### EXERCISES TO COMPLETE
**1)** In the records, retype the lines that start at the one containing "table-cell: belawan — [353, 448, 528, 462]" and end at the one containing "table-cell: PT.Palang merah", both included.
**2)** Write what comes next in the piece on Avon and moral greyness, starting after its last sentence.

Dayna's quip about Avon, quoted above, isn't
quite true. Avon's heart isn't "pure" stone, but it's close enough. Avon is what Mr. Spock
should have been: ruthless, unrelenting rationality - a man who can look any situation coldly in the eye and see it for what it is. Of course, Avon is a criminal and Mr. Spock an officer, so the similarity can only ever have gone so far. But the selling point about Avon for me was always that "intelligent, rational" was more prominent than "self-serving criminal." Avon is widely misunderstood, in fact. He's rarely overtly malicious (and NEVER evil) - and ever less so as the show goes on in fact. His motives are believable: he isn't deliberately out to hurt anyone (least of all the people with whom he shares living quarters and who keep him safe!), but neither does he let anyone come between him and his goals. In "me-or-him" situations - which, let's face it, are legion in
actual rebellions - Avon's choice is always an unflinching "me." Who can fault him for that?
Many people cite
Blake's moral greyness ("ambiguity" is a word frequently found in reviews) as the drawing point for them, and there's no doubt that has a lot to do with it. We got tired of
Star Trek's self-defeating, unrealistic preachiness (and we're more tired of it now than we were in the 70s: the newer series only made it worse). But I wonder if the moral greyness will continue to be a draw once
Star Trek fades away (IF it ever fades away, I should say). Moral ambiguity is a dependent value, really. But Avon's ruthless rationality is not.

### DATA LISTING
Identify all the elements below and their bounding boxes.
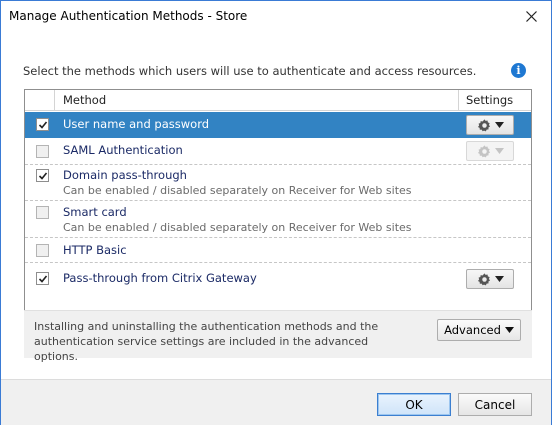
close-icon bbox=[525, 10, 537, 22]
method-name: SAML Authentication bbox=[63, 143, 183, 157]
instruction-text: Select the methods which users will use … bbox=[23, 64, 477, 78]
method-name: Smart card bbox=[63, 205, 127, 219]
table-row[interactable]: User name and password bbox=[25, 112, 531, 138]
gear-icon bbox=[477, 118, 490, 131]
header-check-column bbox=[25, 90, 55, 110]
manage-auth-dialog: Manage Authentication Methods - Store Se… bbox=[0, 0, 552, 425]
method-checkbox[interactable] bbox=[36, 145, 49, 158]
advanced-button-label: Advanced bbox=[444, 323, 501, 337]
table-row[interactable]: HTTP Basic bbox=[25, 238, 531, 263]
table-row[interactable]: Pass-through from Citrix Gateway bbox=[25, 263, 531, 295]
method-name: HTTP Basic bbox=[63, 243, 127, 257]
settings-button[interactable] bbox=[466, 115, 514, 135]
method-name: Domain pass-through bbox=[63, 168, 187, 182]
gear-icon bbox=[477, 144, 490, 157]
table-row[interactable]: Domain pass-through Can be enabled / dis… bbox=[25, 165, 531, 201]
header-settings: Settings bbox=[466, 93, 514, 107]
method-checkbox[interactable] bbox=[36, 118, 49, 131]
gear-icon bbox=[477, 272, 490, 285]
dialog-content: Select the methods which users will use … bbox=[11, 49, 541, 367]
method-description: Can be enabled / disabled separately on … bbox=[63, 221, 412, 234]
table-row[interactable]: Smart card Can be enabled / disabled sep… bbox=[25, 201, 531, 238]
method-checkbox[interactable] bbox=[36, 244, 49, 257]
method-description: Can be enabled / disabled separately on … bbox=[63, 184, 412, 197]
table-row[interactable]: SAML Authentication bbox=[25, 138, 531, 165]
header-divider bbox=[458, 90, 459, 110]
settings-button[interactable] bbox=[466, 269, 514, 289]
methods-table: Method Settings User name and password S… bbox=[24, 89, 532, 341]
method-name: Pass-through from Citrix Gateway bbox=[63, 271, 257, 285]
checkmark-icon bbox=[38, 120, 47, 129]
advanced-description: Installing and uninstalling the authenti… bbox=[34, 320, 379, 363]
dialog-footer: OK Cancel bbox=[1, 379, 551, 425]
method-checkbox[interactable] bbox=[36, 272, 49, 285]
settings-button[interactable] bbox=[466, 141, 514, 161]
checkmark-icon bbox=[38, 274, 47, 283]
window-title: Manage Authentication Methods - Store bbox=[9, 9, 248, 23]
chevron-down-icon bbox=[504, 327, 514, 333]
method-checkbox[interactable] bbox=[36, 206, 49, 219]
method-checkbox[interactable] bbox=[36, 169, 49, 182]
info-icon[interactable]: i bbox=[511, 63, 526, 78]
chevron-down-icon bbox=[494, 122, 504, 128]
method-name: User name and password bbox=[63, 117, 210, 131]
chevron-down-icon bbox=[494, 276, 504, 282]
header-method: Method bbox=[63, 93, 107, 107]
checkmark-icon bbox=[38, 171, 47, 180]
table-header: Method Settings bbox=[25, 90, 531, 111]
ok-button[interactable]: OK bbox=[377, 393, 451, 416]
close-button[interactable] bbox=[517, 5, 545, 27]
title-bar: Manage Authentication Methods - Store bbox=[1, 1, 551, 33]
advanced-panel: Installing and uninstalling the authenti… bbox=[24, 310, 532, 363]
chevron-down-icon bbox=[494, 148, 504, 154]
cancel-button[interactable]: Cancel bbox=[458, 393, 532, 416]
advanced-button[interactable]: Advanced bbox=[437, 319, 521, 341]
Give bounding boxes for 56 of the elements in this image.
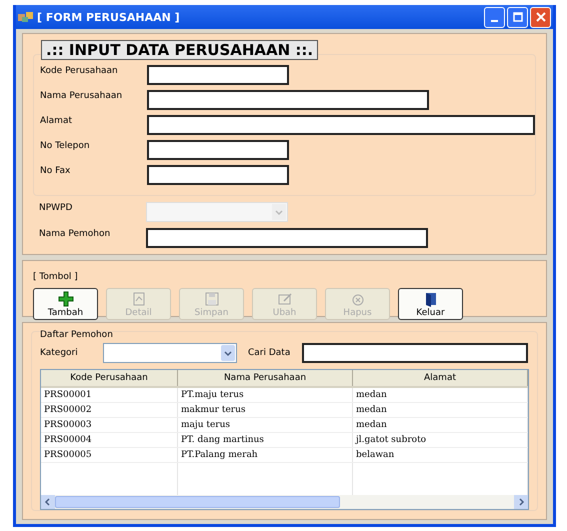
table-cell: belawan — [353, 448, 528, 462]
scroll-right-icon[interactable] — [514, 495, 528, 509]
field-label: Nama Pemohon — [39, 228, 112, 239]
scroll-left-icon[interactable] — [41, 495, 55, 509]
field-label: Alamat — [40, 115, 73, 126]
table-cell: PRS00003 — [41, 418, 178, 432]
app-icon — [18, 11, 34, 23]
maximize-button[interactable] — [507, 6, 528, 28]
table-cell: medan — [353, 403, 528, 417]
input-field[interactable] — [147, 90, 429, 110]
column-header[interactable]: Alamat — [353, 370, 528, 386]
input-field[interactable] — [147, 65, 289, 85]
input-field[interactable] — [147, 115, 535, 135]
save-icon — [204, 290, 220, 306]
input-field[interactable] — [147, 140, 289, 160]
panel-title: [ Tombol ] — [33, 272, 78, 282]
dropdown[interactable] — [103, 343, 237, 363]
table-cell: PT.maju terus — [178, 388, 353, 402]
edit-icon — [276, 290, 292, 306]
field-label: NPWPD — [39, 202, 74, 213]
window-title: [ FORM PERUSAHAAN ] — [37, 10, 180, 24]
close-button[interactable] — [530, 6, 551, 28]
table-cell: PRS00002 — [41, 403, 178, 417]
field-label: No Telepon — [40, 140, 91, 151]
toolbar-button[interactable]: Keluar — [398, 288, 463, 320]
table-cell: PT.Palang merah — [178, 448, 353, 462]
table-cell: medan — [353, 418, 528, 432]
document-icon — [130, 290, 146, 306]
table-cell: jl.gatot subroto — [353, 433, 528, 447]
group-title: Daftar Pemohon — [40, 330, 114, 340]
table-cell: makmur terus — [178, 403, 353, 417]
minimize-button[interactable] — [484, 6, 505, 28]
table-cell: PRS00004 — [41, 433, 178, 447]
field-label: Kode Perusahaan — [40, 65, 119, 76]
column-header[interactable]: Kode Perusahaan — [41, 370, 178, 386]
field-label: No Fax — [40, 165, 72, 176]
field-label: Nama Perusahaan — [40, 90, 124, 101]
form-heading: .:: INPUT DATA PERUSAHAAN ::. — [41, 40, 318, 60]
table-cell: PT. dang martinus — [178, 433, 353, 447]
column-header[interactable]: Nama Perusahaan — [178, 370, 353, 386]
plus-icon — [58, 290, 74, 306]
scrollbar-thumb[interactable] — [55, 496, 340, 508]
toolbar-button[interactable]: Tambah — [33, 288, 98, 320]
table-cell: PRS00005 — [41, 448, 178, 462]
input-field[interactable] — [147, 165, 289, 185]
table-cell: medan — [353, 388, 528, 402]
horizontal-scrollbar[interactable] — [41, 495, 528, 509]
input-field[interactable] — [146, 228, 428, 248]
minimize-icon — [491, 20, 498, 22]
field-label: Kategori — [40, 348, 79, 358]
table-cell: PRS00001 — [41, 388, 178, 402]
table-cell: maju terus — [178, 418, 353, 432]
field-label: Cari Data — [248, 348, 292, 358]
search-field[interactable] — [302, 343, 528, 363]
maximize-icon — [512, 12, 522, 22]
close-icon — [536, 12, 546, 22]
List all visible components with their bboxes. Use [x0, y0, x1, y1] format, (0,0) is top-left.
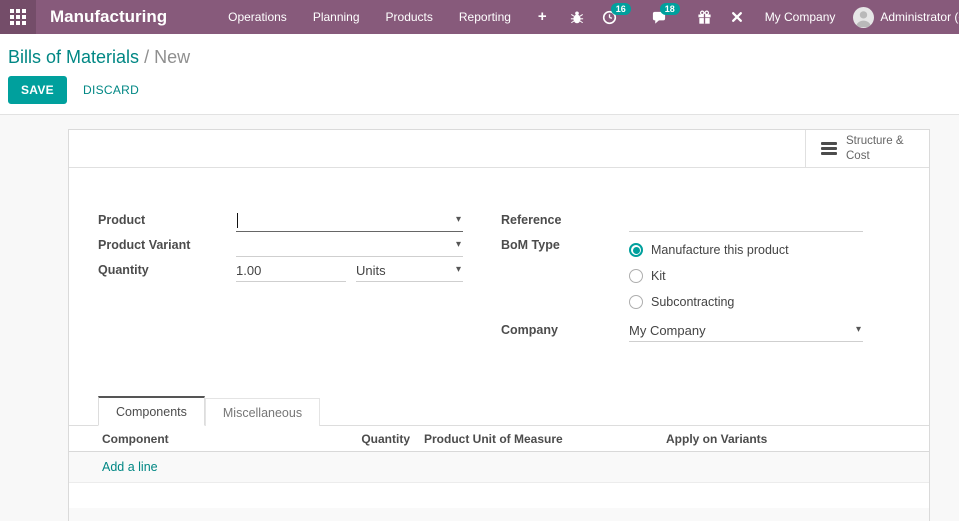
radio-unselected-icon: [629, 269, 643, 283]
structure-and-cost-button[interactable]: Structure & Cost: [805, 130, 929, 167]
empty-list-row: [69, 483, 929, 508]
product-row: Product ▾: [98, 210, 501, 232]
components-list-header: Component Quantity Product Unit of Measu…: [69, 426, 929, 452]
reference-input[interactable]: [629, 210, 863, 232]
top-menu: Operations Planning Products Reporting +: [215, 0, 561, 34]
chevron-down-icon[interactable]: ▾: [456, 239, 461, 251]
product-variant-row: Product Variant ▾: [98, 235, 501, 257]
control-panel-buttons: SAVE DISCARD: [8, 76, 959, 104]
quantity-widgets: Units ▾: [236, 260, 463, 282]
breadcrumb-bills-of-materials[interactable]: Bills of Materials: [8, 47, 139, 67]
menu-item-reporting[interactable]: Reporting: [446, 0, 524, 34]
empty-list-row: [69, 508, 929, 521]
bom-type-radio-group: Manufacture this product Kit Subcontract…: [629, 235, 789, 315]
activities-badge: 16: [610, 3, 631, 15]
quantity-input-wrap: [236, 260, 346, 282]
menu-item-products[interactable]: Products: [373, 0, 446, 34]
chevron-down-icon[interactable]: ▾: [456, 214, 461, 226]
uom-value: Units: [356, 263, 386, 278]
tab-miscellaneous[interactable]: Miscellaneous: [204, 398, 321, 426]
form-left-column: Product ▾ Product Variant ▾ Quantity 1.0…: [98, 210, 501, 368]
column-header-component[interactable]: Component: [69, 432, 319, 446]
app-title[interactable]: Manufacturing: [50, 7, 167, 27]
product-input[interactable]: ▾: [236, 210, 463, 232]
form-body: Product ▾ Product Variant ▾ Quantity 1.0…: [69, 168, 929, 368]
tab-components[interactable]: Components: [98, 396, 205, 426]
column-header-apply-on-variants[interactable]: Apply on Variants: [652, 432, 929, 446]
bom-type-label: BoM Type: [501, 238, 560, 252]
radio-kit[interactable]: Kit: [629, 263, 789, 289]
apps-menu-button[interactable]: [0, 0, 36, 34]
radio-subcontracting[interactable]: Subcontracting: [629, 289, 789, 315]
avatar: [853, 6, 875, 28]
reference-row: Reference: [501, 210, 863, 232]
structure-and-cost-label: Structure & Cost: [846, 135, 904, 162]
user-menu[interactable]: Administrator (c: [847, 6, 959, 28]
reference-label: Reference: [501, 213, 562, 227]
add-a-line-link[interactable]: Add a line: [102, 460, 158, 474]
breadcrumb-current: New: [154, 47, 191, 67]
company-select[interactable]: My Company ▾: [629, 320, 863, 342]
radio-label: Manufacture this product: [651, 243, 789, 257]
radio-unselected-icon: [629, 295, 643, 309]
radio-label: Subcontracting: [651, 295, 735, 309]
discard-button[interactable]: DISCARD: [83, 83, 139, 97]
form-statusbar: Structure & Cost: [69, 130, 929, 168]
notebook-tabs: Components Miscellaneous: [69, 396, 929, 426]
company-row: Company My Company ▾: [501, 320, 863, 342]
column-header-product-uom[interactable]: Product Unit of Measure: [410, 432, 652, 446]
save-button[interactable]: SAVE: [8, 76, 67, 104]
systray: 16 18 My Company Administrator (c: [561, 0, 959, 34]
add-line-row: Add a line: [69, 452, 929, 483]
radio-manufacture-this-product[interactable]: Manufacture this product: [629, 237, 789, 263]
product-label: Product: [98, 213, 146, 227]
product-variant-input[interactable]: ▾: [236, 235, 463, 257]
control-panel: Bills of Materials / New SAVE DISCARD: [0, 34, 959, 115]
apps-grid-icon: [10, 9, 26, 25]
company-label: Company: [501, 323, 558, 337]
bars-icon: [821, 140, 837, 158]
company-value: My Company: [629, 323, 706, 338]
breadcrumb: Bills of Materials / New: [8, 46, 959, 68]
user-name: Administrator (c: [880, 10, 959, 24]
form-right-column: Reference BoM Type Manufacture this prod…: [501, 210, 931, 368]
chevron-down-icon[interactable]: ▾: [856, 324, 861, 336]
gift-icon[interactable]: [688, 0, 721, 34]
quantity-input[interactable]: [236, 263, 346, 278]
chevron-down-icon[interactable]: ▾: [456, 264, 461, 276]
plus-icon[interactable]: +: [524, 0, 561, 34]
company-switcher[interactable]: My Company: [753, 10, 848, 24]
uom-select[interactable]: Units ▾: [356, 260, 463, 282]
menu-item-planning[interactable]: Planning: [300, 0, 373, 34]
text-cursor: [237, 213, 238, 228]
messages-badge: 18: [659, 3, 680, 15]
column-header-quantity[interactable]: Quantity: [319, 432, 410, 446]
quantity-label: Quantity: [98, 263, 149, 277]
screen: Manufacturing Operations Planning Produc…: [0, 0, 959, 521]
quantity-row: Quantity Units ▾: [98, 260, 501, 282]
top-navbar: Manufacturing Operations Planning Produc…: [0, 0, 959, 34]
messages-chat-icon[interactable]: 18: [642, 0, 680, 34]
content-area: Structure & Cost Product ▾ Product Varia: [0, 115, 959, 521]
breadcrumb-separator: /: [144, 47, 150, 67]
bug-icon[interactable]: [561, 0, 593, 34]
menu-item-operations[interactable]: Operations: [215, 0, 300, 34]
activities-clock-icon[interactable]: 16: [593, 0, 631, 34]
components-list: Component Quantity Product Unit of Measu…: [69, 426, 929, 521]
wrench-tools-icon[interactable]: [721, 0, 753, 34]
product-variant-label: Product Variant: [98, 238, 191, 252]
form-sheet: Structure & Cost Product ▾ Product Varia: [68, 129, 930, 521]
radio-selected-icon: [629, 243, 643, 257]
radio-label: Kit: [651, 269, 666, 283]
bom-type-row: BoM Type Manufacture this product Kit Su…: [501, 235, 863, 315]
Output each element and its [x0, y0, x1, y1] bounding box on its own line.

### SOLVED TASKS
**1)**
table-cell: belawan — [353, 448, 528, 462]
scroll-right-icon[interactable] — [514, 495, 528, 509]
field-label: Nama Pemohon — [39, 228, 112, 239]
scroll-left-icon[interactable] — [41, 495, 55, 509]
field-label: Alamat — [40, 115, 73, 126]
table-cell: PRS00003 — [41, 418, 178, 432]
app-icon — [18, 11, 34, 23]
maximize-button[interactable] — [507, 6, 528, 28]
table-cell: medan — [353, 403, 528, 417]
input-field[interactable] — [147, 90, 429, 110]
column-header[interactable]: Alamat — [353, 370, 528, 386]
input-field[interactable] — [147, 65, 289, 85]
input-field[interactable] — [147, 115, 535, 135]
save-icon — [204, 290, 220, 306]
input-field[interactable] — [147, 140, 289, 160]
panel-title: [ Tombol ] — [33, 272, 78, 282]
dropdown[interactable] — [103, 343, 237, 363]
table-cell: PT.maju terus — [178, 388, 353, 402]
edit-icon — [276, 290, 292, 306]
field-label: NPWPD — [39, 202, 74, 213]
window-title: [ FORM PERUSAHAAN ] — [37, 10, 180, 24]
close-button[interactable] — [530, 6, 551, 28]
table-cell: PRS00002 — [41, 403, 178, 417]
field-label: No Telepon — [40, 140, 91, 151]
toolbar-button[interactable]: Keluar — [398, 288, 463, 320]
table-cell: PT.Palang merah — [178, 448, 353, 462]

**2)**
Any person of better-than-average intelligence will have felt held back at some point in his life. And this feeling is at its most frustrating when it's people we care about doing the holding back - when we have to wait for our friends and family to catch up, as it were. Of course we wouldn't trade them for the world - which is naturally
why it's so frustrating. But that's what fantasy is good for. If we can't actually live without friends and family, we can at least indulge in a little dreaming about what it might be like. And if we can't actually live by wits alone, we can watch Avon do it for us.
The frontier setting is what makes it all possible. It's hard to believe in a purely rational entity living in a normal neighborhood, after all. And while I guess we don't
need a space opera setting for a character like Avon, I'm willing to bet that the pure rationality fantasy he fulfills is stronger in space opera fans than in fans of most other genres. Since it's wish-fulfillment, it should be genre-fiction of
some kind he shows up in; space opera is the most likely choice.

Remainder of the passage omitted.